-- start --
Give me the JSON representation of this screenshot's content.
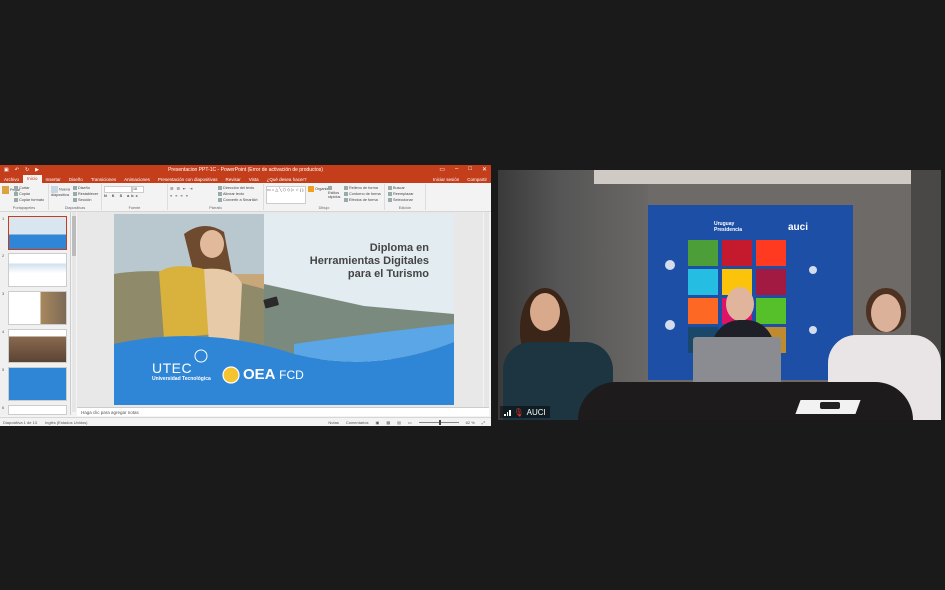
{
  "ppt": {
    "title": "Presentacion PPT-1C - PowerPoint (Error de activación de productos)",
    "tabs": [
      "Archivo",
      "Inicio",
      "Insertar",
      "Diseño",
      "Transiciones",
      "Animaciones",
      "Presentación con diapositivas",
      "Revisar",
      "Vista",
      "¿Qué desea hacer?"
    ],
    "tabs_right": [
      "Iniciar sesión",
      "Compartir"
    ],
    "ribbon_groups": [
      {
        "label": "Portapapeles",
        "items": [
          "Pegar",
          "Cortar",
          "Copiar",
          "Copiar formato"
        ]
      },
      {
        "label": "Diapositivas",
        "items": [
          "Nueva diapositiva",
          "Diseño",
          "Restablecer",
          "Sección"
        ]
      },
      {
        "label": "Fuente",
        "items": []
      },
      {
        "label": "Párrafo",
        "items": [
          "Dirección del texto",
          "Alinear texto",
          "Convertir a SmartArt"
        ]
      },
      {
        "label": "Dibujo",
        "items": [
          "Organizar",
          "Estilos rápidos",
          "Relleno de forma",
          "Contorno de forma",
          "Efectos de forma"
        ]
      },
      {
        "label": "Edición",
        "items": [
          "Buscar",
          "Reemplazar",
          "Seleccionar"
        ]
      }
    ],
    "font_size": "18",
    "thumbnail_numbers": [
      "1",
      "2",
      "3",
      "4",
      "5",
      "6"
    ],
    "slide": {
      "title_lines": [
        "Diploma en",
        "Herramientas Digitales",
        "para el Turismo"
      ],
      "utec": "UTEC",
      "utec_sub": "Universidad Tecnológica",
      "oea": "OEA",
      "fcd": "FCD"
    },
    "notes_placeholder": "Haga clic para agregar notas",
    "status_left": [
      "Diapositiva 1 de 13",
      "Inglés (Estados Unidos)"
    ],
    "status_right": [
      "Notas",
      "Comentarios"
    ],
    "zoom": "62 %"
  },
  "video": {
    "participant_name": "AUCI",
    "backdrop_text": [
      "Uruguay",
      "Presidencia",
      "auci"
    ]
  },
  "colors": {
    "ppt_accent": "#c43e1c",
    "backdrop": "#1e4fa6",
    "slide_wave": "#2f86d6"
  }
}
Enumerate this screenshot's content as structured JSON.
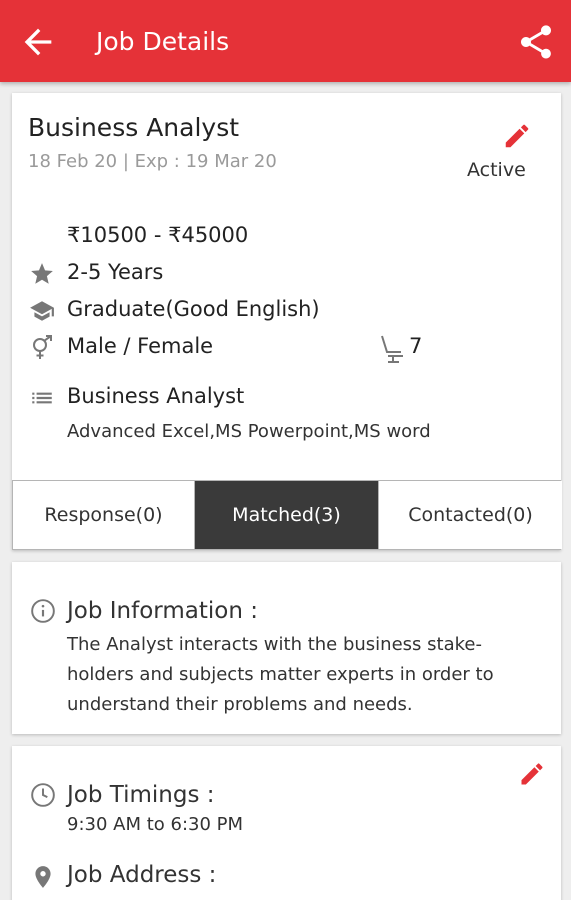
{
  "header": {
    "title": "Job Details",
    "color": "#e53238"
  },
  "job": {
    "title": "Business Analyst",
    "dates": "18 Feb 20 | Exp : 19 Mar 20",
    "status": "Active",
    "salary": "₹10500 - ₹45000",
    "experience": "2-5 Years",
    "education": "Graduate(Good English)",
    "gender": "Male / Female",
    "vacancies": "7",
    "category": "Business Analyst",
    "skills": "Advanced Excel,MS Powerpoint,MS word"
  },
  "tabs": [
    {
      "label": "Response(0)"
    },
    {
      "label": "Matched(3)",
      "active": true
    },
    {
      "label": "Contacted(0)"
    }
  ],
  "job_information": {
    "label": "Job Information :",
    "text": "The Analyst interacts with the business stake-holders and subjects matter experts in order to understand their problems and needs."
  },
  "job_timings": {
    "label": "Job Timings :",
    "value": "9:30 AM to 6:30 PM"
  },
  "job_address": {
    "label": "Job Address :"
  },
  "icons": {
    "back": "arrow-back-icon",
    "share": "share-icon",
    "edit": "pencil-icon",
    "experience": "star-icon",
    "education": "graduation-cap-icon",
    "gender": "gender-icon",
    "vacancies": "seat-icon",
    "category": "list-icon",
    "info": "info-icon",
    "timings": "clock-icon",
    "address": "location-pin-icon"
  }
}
-- end --
▶ _Requirements_
Output every entry word for word, but omit the pictures.

▶ _Expected answer_
Give me the JSON representation of this screenshot's content.
{
  "ppt": {
    "title": "Presentacion PPT-1C - PowerPoint (Error de activación de productos)",
    "tabs": [
      "Archivo",
      "Inicio",
      "Insertar",
      "Diseño",
      "Transiciones",
      "Animaciones",
      "Presentación con diapositivas",
      "Revisar",
      "Vista",
      "¿Qué desea hacer?"
    ],
    "tabs_right": [
      "Iniciar sesión",
      "Compartir"
    ],
    "ribbon_groups": [
      {
        "label": "Portapapeles",
        "items": [
          "Pegar",
          "Cortar",
          "Copiar",
          "Copiar formato"
        ]
      },
      {
        "label": "Diapositivas",
        "items": [
          "Nueva diapositiva",
          "Diseño",
          "Restablecer",
          "Sección"
        ]
      },
      {
        "label": "Fuente",
        "items": []
      },
      {
        "label": "Párrafo",
        "items": [
          "Dirección del texto",
          "Alinear texto",
          "Convertir a SmartArt"
        ]
      },
      {
        "label": "Dibujo",
        "items": [
          "Organizar",
          "Estilos rápidos",
          "Relleno de forma",
          "Contorno de forma",
          "Efectos de forma"
        ]
      },
      {
        "label": "Edición",
        "items": [
          "Buscar",
          "Reemplazar",
          "Seleccionar"
        ]
      }
    ],
    "font_size": "18",
    "thumbnail_numbers": [
      "1",
      "2",
      "3",
      "4",
      "5",
      "6"
    ],
    "slide": {
      "title_lines": [
        "Diploma en",
        "Herramientas Digitales",
        "para el Turismo"
      ],
      "utec": "UTEC",
      "utec_sub": "Universidad Tecnológica",
      "oea": "OEA",
      "fcd": "FCD"
    },
    "notes_placeholder": "Haga clic para agregar notas",
    "status_left": [
      "Diapositiva 1 de 13",
      "Inglés (Estados Unidos)"
    ],
    "status_right": [
      "Notas",
      "Comentarios"
    ],
    "zoom": "62 %"
  },
  "video": {
    "participant_name": "AUCI",
    "backdrop_text": [
      "Uruguay",
      "Presidencia",
      "auci"
    ]
  },
  "colors": {
    "ppt_accent": "#c43e1c",
    "backdrop": "#1e4fa6",
    "slide_wave": "#2f86d6"
  }
}
Enumerate this screenshot's content as structured JSON.
{
  "header": {
    "title": "Job Details",
    "color": "#e53238"
  },
  "job": {
    "title": "Business Analyst",
    "dates": "18 Feb 20 | Exp : 19 Mar 20",
    "status": "Active",
    "salary": "₹10500 - ₹45000",
    "experience": "2-5 Years",
    "education": "Graduate(Good English)",
    "gender": "Male / Female",
    "vacancies": "7",
    "category": "Business Analyst",
    "skills": "Advanced Excel,MS Powerpoint,MS word"
  },
  "tabs": [
    {
      "label": "Response(0)"
    },
    {
      "label": "Matched(3)",
      "active": true
    },
    {
      "label": "Contacted(0)"
    }
  ],
  "job_information": {
    "label": "Job Information :",
    "text": "The Analyst interacts with the business stake-holders and subjects matter experts in order to understand their problems and needs."
  },
  "job_timings": {
    "label": "Job Timings :",
    "value": "9:30 AM to 6:30 PM"
  },
  "job_address": {
    "label": "Job Address :"
  },
  "icons": {
    "back": "arrow-back-icon",
    "share": "share-icon",
    "edit": "pencil-icon",
    "experience": "star-icon",
    "education": "graduation-cap-icon",
    "gender": "gender-icon",
    "vacancies": "seat-icon",
    "category": "list-icon",
    "info": "info-icon",
    "timings": "clock-icon",
    "address": "location-pin-icon"
  }
}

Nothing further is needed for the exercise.